## Exercise brief
Each line of the listing that contains the word "music" is to be copied.

## Source data
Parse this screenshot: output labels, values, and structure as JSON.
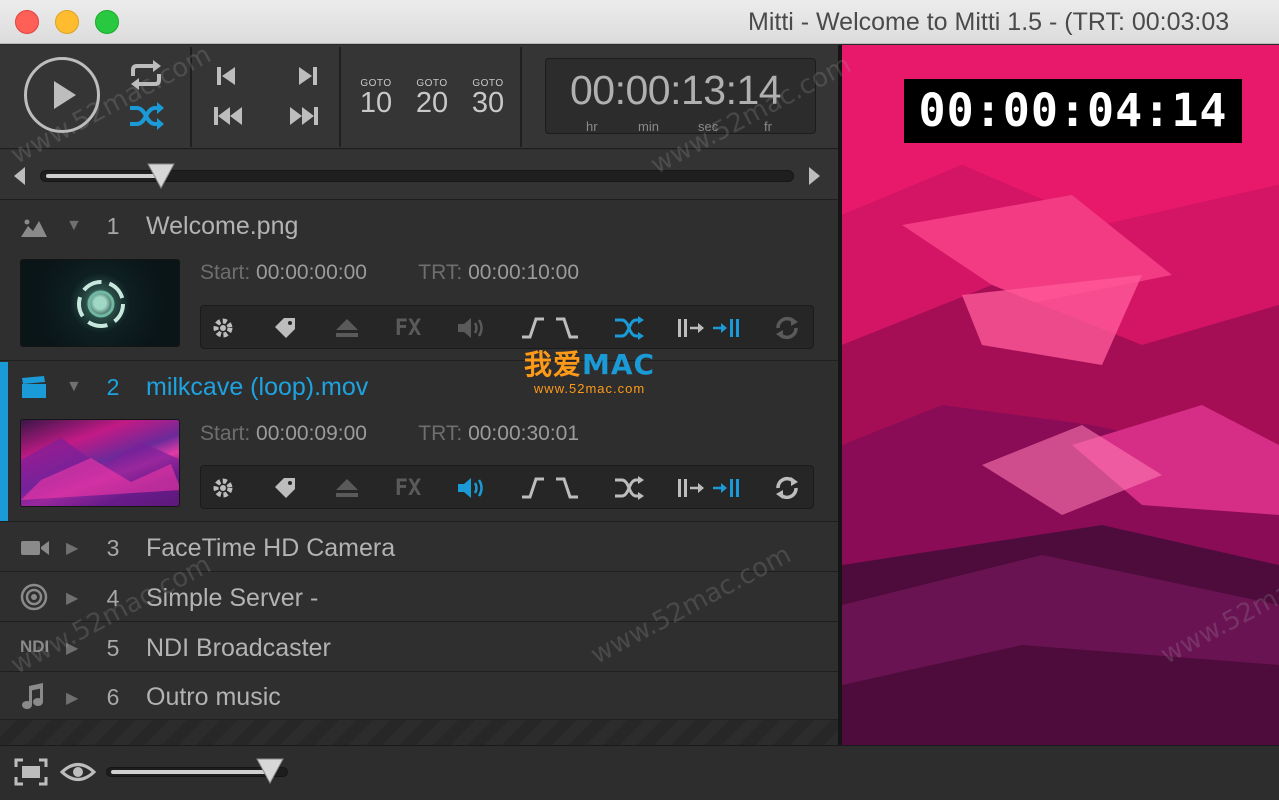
{
  "window": {
    "title": "Mitti - Welcome to Mitti 1.5 - (TRT: 00:03:03"
  },
  "transport": {
    "play_icon": "play-icon",
    "loop_icon": "loop-icon",
    "shuffle_icon": "shuffle-icon",
    "goto": [
      {
        "label": "GOTO",
        "value": "10"
      },
      {
        "label": "GOTO",
        "value": "20"
      },
      {
        "label": "GOTO",
        "value": "30"
      }
    ],
    "timecode": {
      "value": "00:00:13:14",
      "units": [
        "hr",
        "min",
        "sec",
        "fr"
      ]
    }
  },
  "scrubber": {
    "position": 0.16
  },
  "cues": [
    {
      "number": "1",
      "name": "Welcome.png",
      "type_icon": "image-icon",
      "expanded": true,
      "start_label": "Start:",
      "start": "00:00:00:00",
      "trt_label": "TRT:",
      "trt": "00:00:10:00"
    },
    {
      "number": "2",
      "name": "milkcave (loop).mov",
      "type_icon": "video-clapper-icon",
      "expanded": true,
      "active": true,
      "start_label": "Start:",
      "start": "00:00:09:00",
      "trt_label": "TRT:",
      "trt": "00:00:30:01"
    },
    {
      "number": "3",
      "name": "FaceTime HD Camera",
      "type_icon": "camera-icon"
    },
    {
      "number": "4",
      "name": "Simple Server -",
      "type_icon": "server-icon"
    },
    {
      "number": "5",
      "name": "NDI Broadcaster",
      "type_icon": "ndi-icon",
      "type_text": "NDI"
    },
    {
      "number": "6",
      "name": "Outro music",
      "type_icon": "music-note-icon"
    }
  ],
  "cue_toolbar": {
    "fx_label": "FX"
  },
  "preview": {
    "timecode": "00:00:04:14"
  },
  "bottom": {
    "volume": 0.9
  },
  "watermark": {
    "cn": "我爱",
    "mac": "MAC",
    "url": "www.52mac.com",
    "diag": "www.52mac.com"
  },
  "colors": {
    "accent": "#1a9bd7",
    "preview_pink": "#e0135f"
  }
}
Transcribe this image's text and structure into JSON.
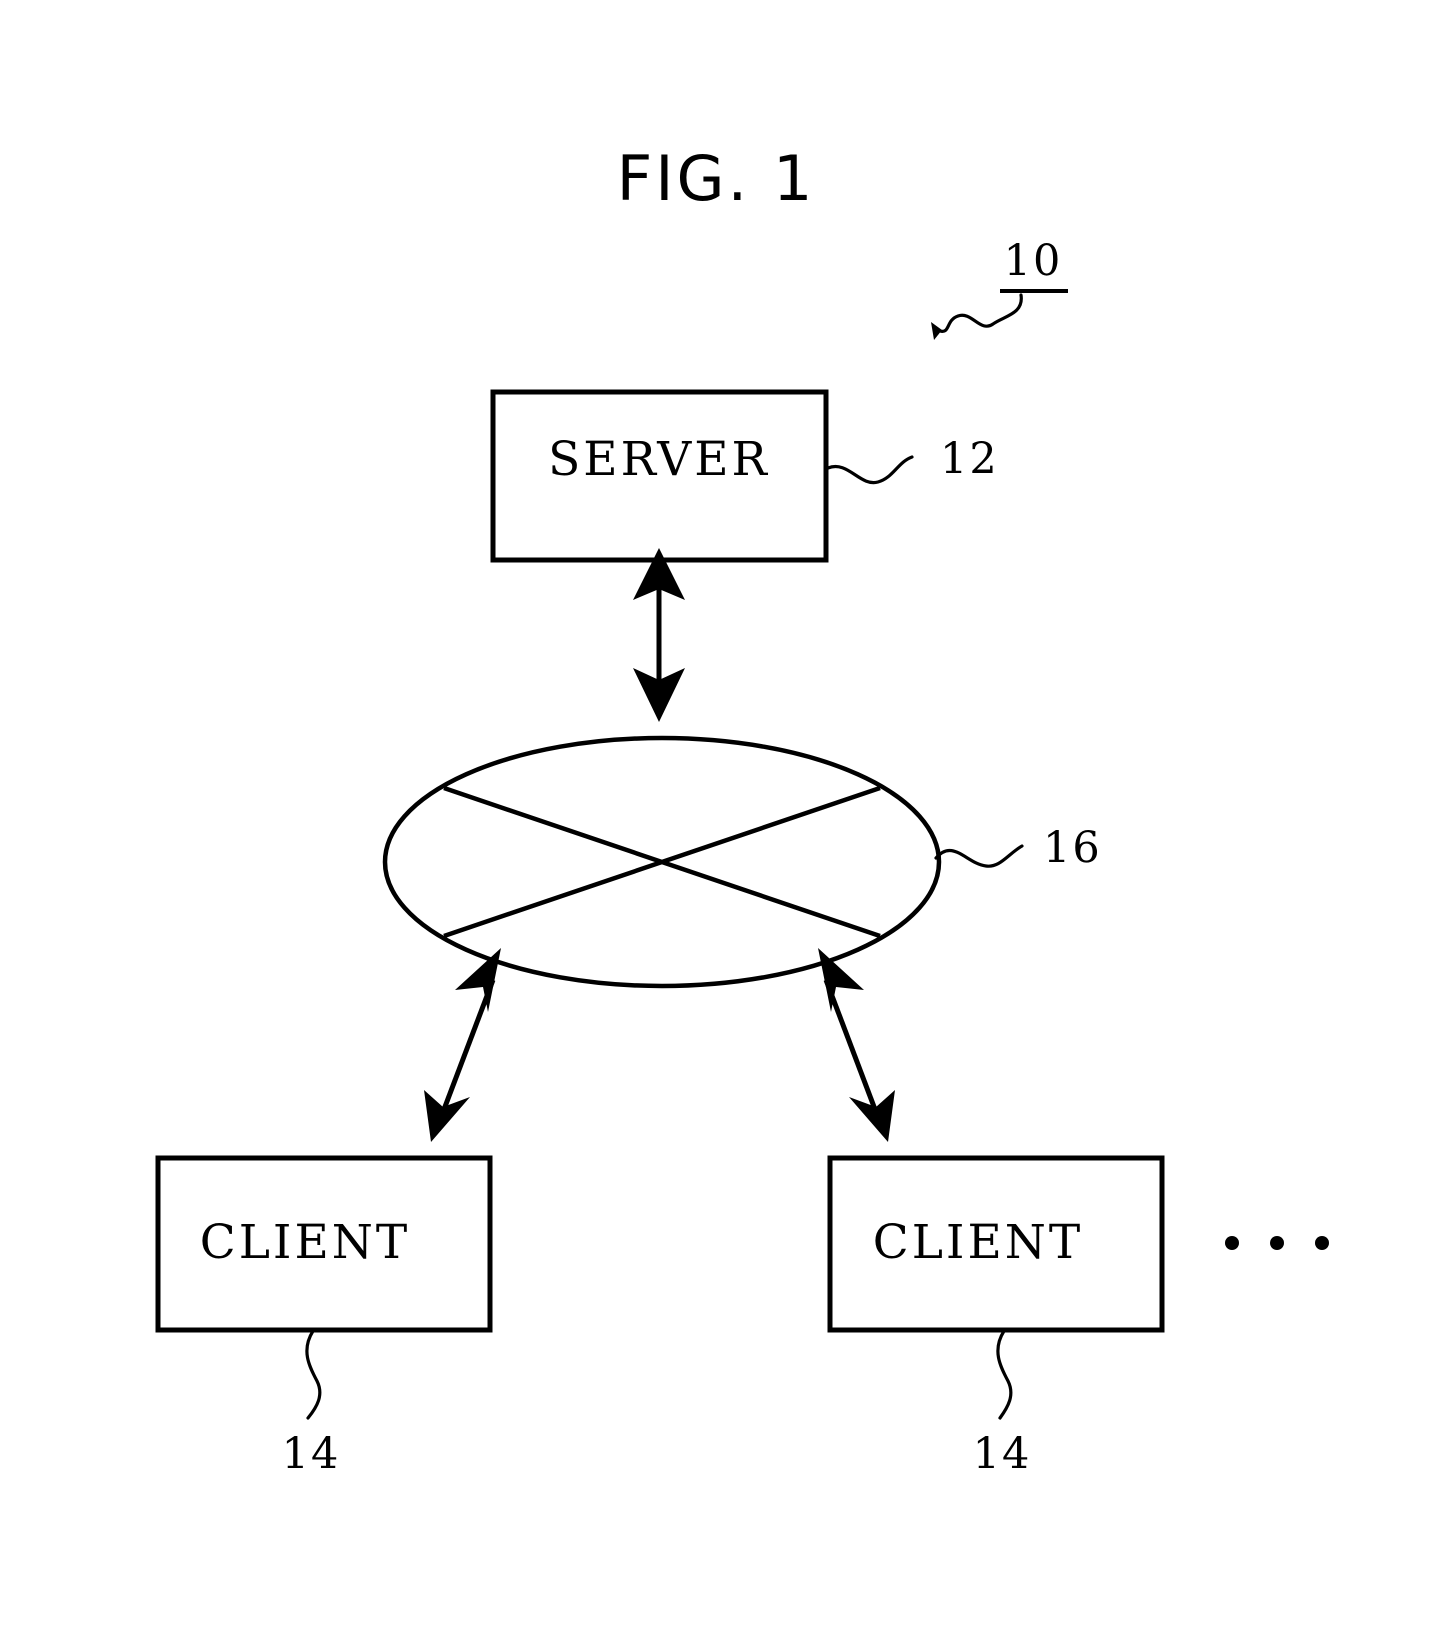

## The response
      "name": "Outro music",
      "type_icon": "music-note-icon"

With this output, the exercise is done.